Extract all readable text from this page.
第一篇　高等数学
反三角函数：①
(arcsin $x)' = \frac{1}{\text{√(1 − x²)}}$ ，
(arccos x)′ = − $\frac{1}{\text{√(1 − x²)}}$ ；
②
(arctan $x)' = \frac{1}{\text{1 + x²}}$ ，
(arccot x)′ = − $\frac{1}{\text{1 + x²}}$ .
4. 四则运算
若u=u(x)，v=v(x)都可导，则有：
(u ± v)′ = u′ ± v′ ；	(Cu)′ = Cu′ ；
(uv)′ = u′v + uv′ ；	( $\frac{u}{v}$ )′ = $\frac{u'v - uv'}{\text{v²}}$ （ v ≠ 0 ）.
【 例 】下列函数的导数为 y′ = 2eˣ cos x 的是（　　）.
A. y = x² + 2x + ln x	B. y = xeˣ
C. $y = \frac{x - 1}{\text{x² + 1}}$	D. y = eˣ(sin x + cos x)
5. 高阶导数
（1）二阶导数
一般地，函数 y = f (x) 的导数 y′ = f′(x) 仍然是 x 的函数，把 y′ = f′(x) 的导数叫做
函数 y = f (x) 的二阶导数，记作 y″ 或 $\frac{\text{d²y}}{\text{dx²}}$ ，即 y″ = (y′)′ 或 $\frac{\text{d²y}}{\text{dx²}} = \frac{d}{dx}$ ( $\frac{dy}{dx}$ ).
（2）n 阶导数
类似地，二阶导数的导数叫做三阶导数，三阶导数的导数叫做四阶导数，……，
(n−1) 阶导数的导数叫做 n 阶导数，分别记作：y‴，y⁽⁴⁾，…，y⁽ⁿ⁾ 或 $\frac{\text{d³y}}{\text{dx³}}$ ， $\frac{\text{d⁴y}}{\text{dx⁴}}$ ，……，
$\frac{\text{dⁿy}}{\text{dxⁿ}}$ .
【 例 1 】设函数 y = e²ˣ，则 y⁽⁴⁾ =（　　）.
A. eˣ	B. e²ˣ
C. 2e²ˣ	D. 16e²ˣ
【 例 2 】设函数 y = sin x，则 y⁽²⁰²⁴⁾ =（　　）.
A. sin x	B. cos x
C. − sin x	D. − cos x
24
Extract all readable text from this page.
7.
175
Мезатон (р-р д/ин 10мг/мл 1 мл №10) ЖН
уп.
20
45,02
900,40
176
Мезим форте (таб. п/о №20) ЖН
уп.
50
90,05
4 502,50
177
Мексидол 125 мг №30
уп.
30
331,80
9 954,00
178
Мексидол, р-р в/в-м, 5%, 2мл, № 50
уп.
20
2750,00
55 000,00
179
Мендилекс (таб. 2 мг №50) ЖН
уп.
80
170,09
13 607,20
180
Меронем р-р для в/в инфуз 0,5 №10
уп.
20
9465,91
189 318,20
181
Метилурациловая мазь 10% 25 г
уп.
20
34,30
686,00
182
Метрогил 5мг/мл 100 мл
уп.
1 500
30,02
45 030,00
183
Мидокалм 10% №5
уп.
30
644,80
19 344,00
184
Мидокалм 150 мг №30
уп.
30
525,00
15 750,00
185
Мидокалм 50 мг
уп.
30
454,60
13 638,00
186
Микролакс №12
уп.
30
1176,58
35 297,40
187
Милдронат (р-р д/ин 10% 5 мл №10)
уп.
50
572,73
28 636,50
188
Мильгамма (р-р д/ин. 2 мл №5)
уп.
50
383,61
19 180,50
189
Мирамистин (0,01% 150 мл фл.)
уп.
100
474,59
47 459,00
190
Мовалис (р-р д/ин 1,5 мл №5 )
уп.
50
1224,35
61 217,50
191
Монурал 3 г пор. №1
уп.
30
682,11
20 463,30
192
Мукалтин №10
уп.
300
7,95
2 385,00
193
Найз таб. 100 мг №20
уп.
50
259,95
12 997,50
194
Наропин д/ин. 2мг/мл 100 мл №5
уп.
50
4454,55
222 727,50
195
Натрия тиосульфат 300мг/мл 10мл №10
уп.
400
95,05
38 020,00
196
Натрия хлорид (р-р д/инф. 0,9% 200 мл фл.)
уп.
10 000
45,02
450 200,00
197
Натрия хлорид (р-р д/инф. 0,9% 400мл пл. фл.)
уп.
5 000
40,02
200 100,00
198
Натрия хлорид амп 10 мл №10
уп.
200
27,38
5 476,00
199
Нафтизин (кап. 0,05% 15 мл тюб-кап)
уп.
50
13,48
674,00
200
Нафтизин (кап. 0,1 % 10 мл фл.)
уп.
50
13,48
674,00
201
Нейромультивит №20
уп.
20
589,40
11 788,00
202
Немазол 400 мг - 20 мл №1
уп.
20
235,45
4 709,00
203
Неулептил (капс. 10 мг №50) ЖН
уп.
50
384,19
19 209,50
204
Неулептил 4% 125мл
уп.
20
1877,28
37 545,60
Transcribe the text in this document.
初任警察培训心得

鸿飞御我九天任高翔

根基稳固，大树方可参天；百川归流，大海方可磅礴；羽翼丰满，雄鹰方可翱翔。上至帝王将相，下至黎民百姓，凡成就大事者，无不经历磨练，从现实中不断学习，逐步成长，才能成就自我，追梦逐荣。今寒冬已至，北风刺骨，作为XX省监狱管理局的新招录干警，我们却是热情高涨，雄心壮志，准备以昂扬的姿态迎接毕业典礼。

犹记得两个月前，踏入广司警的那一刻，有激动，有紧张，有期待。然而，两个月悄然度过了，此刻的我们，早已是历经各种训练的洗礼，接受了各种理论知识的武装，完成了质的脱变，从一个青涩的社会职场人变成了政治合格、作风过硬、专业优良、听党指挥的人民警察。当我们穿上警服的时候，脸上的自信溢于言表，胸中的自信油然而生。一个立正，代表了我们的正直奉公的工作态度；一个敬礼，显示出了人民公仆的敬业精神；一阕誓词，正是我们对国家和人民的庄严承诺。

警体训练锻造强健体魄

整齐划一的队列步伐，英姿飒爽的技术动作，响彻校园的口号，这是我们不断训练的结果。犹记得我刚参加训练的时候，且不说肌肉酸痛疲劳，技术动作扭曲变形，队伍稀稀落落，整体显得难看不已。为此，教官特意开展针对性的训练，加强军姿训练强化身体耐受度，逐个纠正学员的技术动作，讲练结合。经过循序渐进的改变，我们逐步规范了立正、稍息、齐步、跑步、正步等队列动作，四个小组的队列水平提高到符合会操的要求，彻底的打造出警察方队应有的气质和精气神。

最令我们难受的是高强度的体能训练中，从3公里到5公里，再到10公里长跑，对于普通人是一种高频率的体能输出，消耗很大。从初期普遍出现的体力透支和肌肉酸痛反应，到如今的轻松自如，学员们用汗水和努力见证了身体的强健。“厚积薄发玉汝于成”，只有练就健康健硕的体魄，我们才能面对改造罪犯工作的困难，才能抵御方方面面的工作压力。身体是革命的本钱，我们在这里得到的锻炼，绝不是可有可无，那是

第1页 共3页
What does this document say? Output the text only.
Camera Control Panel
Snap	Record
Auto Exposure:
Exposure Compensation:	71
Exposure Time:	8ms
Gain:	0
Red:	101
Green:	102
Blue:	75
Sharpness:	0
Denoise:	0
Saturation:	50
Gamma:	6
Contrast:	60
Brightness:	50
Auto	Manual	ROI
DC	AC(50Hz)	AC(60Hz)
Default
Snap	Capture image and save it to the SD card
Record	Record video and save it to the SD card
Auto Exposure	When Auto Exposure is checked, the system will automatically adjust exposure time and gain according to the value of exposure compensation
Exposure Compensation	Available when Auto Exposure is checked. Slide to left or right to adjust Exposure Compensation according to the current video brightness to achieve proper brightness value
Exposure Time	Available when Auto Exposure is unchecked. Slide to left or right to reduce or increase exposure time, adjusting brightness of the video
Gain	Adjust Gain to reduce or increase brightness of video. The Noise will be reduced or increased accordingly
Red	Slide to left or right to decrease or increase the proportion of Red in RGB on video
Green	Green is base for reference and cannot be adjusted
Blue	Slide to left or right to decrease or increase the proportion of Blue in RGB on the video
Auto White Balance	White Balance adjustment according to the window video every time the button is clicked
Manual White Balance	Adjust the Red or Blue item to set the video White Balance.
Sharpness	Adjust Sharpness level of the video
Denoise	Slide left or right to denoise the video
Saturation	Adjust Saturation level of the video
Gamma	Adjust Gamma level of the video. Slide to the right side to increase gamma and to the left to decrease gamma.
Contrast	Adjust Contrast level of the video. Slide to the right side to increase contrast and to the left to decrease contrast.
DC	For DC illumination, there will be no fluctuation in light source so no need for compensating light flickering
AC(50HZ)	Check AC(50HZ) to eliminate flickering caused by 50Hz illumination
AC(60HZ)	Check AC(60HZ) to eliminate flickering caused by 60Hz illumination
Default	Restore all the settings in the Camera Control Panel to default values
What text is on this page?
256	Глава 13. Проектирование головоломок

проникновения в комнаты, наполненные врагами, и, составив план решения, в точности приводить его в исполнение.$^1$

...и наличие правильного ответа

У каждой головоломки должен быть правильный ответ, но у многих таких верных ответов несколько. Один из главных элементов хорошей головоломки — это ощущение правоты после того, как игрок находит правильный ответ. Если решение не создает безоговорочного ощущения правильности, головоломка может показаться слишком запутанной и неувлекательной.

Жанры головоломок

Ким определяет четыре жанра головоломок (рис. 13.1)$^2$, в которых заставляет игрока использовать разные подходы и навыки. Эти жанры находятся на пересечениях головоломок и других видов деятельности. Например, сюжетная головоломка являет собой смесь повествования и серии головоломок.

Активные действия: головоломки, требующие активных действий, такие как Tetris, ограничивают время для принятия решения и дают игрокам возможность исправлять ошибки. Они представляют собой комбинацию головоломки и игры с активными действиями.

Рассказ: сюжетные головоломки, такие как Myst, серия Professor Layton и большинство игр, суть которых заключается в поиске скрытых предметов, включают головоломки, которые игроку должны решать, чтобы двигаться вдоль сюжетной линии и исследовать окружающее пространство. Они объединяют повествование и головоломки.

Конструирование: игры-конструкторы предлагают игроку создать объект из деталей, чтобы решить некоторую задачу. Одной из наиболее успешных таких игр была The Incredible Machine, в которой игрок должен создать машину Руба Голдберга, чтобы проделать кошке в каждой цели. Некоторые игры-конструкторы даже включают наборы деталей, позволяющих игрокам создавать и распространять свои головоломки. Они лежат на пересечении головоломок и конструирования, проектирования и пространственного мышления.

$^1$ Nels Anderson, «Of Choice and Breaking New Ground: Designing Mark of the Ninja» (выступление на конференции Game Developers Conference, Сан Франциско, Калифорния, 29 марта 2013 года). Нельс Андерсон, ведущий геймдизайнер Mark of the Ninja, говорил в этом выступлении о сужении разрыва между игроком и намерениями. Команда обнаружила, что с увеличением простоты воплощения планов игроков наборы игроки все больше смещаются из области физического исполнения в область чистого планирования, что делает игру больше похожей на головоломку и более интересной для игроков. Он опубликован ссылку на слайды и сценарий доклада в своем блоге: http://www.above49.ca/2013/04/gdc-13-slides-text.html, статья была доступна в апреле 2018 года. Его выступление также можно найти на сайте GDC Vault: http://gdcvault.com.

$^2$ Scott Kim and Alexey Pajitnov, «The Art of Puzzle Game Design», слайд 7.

┄┄┄┄┄┄┄┄┄┄┄┄┄┄┄┄┄┄┄┄

▶ **Given instruction**
Go through the data and count each line that has the word "Gamma", then give the total alone.

▶ **Solution below**
2